### WRITTEN INSTRUCTION
Gather all lines with "true" from the records.

(Stored data entries)
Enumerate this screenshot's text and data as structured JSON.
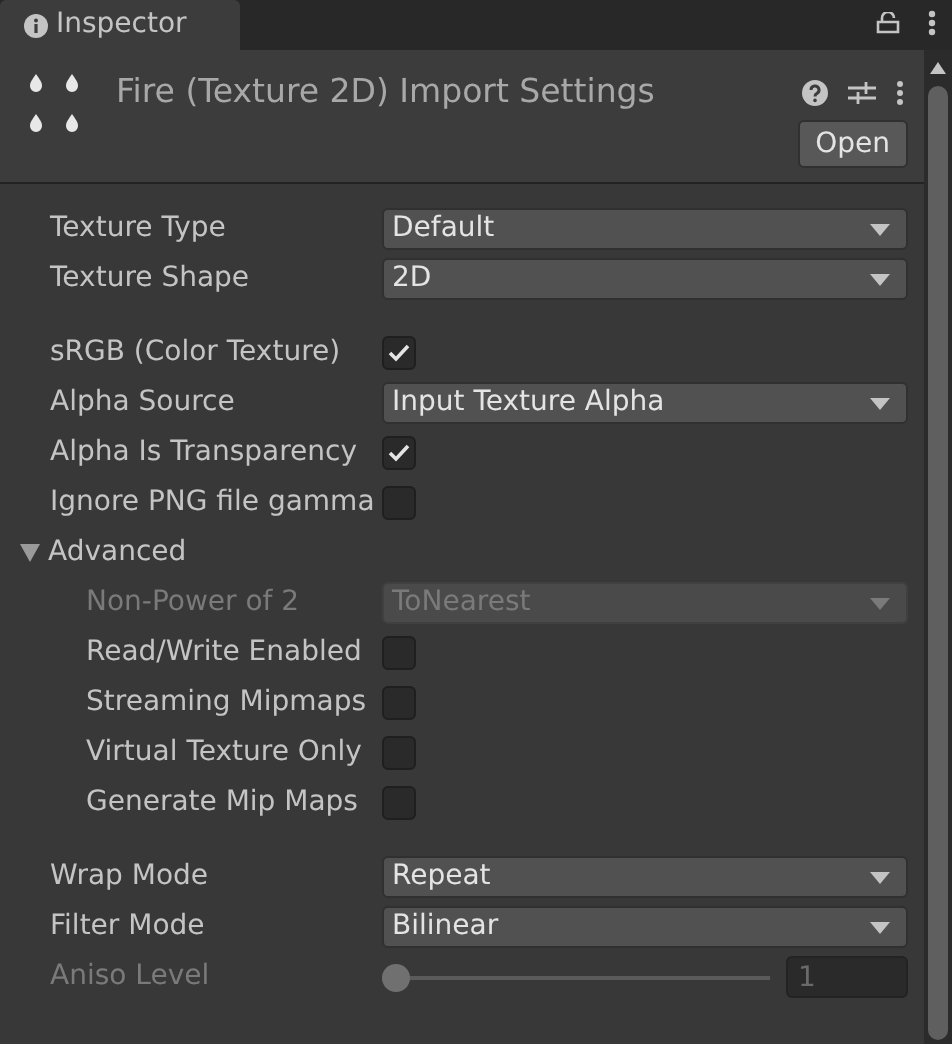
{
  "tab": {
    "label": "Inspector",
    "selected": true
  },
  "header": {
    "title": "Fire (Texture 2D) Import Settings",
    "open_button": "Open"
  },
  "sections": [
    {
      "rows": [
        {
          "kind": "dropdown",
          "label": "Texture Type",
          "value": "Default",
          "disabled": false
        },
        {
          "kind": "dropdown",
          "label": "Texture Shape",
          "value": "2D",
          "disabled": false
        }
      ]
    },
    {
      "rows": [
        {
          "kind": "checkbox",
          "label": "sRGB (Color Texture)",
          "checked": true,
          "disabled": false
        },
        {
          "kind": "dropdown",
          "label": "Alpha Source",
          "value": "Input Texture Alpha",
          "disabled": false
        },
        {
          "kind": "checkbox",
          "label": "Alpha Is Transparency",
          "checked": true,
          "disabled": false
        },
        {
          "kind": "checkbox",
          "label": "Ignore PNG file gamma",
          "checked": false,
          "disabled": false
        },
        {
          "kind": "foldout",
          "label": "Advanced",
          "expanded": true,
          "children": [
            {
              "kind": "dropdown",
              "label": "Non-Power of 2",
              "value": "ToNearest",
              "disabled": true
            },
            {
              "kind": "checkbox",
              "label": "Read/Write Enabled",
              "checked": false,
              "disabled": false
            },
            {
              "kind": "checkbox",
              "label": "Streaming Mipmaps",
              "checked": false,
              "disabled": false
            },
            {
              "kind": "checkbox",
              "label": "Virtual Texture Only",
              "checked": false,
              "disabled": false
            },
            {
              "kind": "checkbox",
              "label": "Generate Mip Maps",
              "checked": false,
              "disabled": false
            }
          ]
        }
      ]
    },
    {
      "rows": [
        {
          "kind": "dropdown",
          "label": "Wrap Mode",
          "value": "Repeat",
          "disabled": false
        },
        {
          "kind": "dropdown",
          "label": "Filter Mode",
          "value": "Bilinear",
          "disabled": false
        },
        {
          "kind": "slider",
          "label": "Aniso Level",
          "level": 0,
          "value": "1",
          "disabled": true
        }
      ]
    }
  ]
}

### CORRECT RESPONSE
    "selected": true
          "checked": true,
          "checked": true,
          "expanded": true,
              "disabled": true
          "disabled": true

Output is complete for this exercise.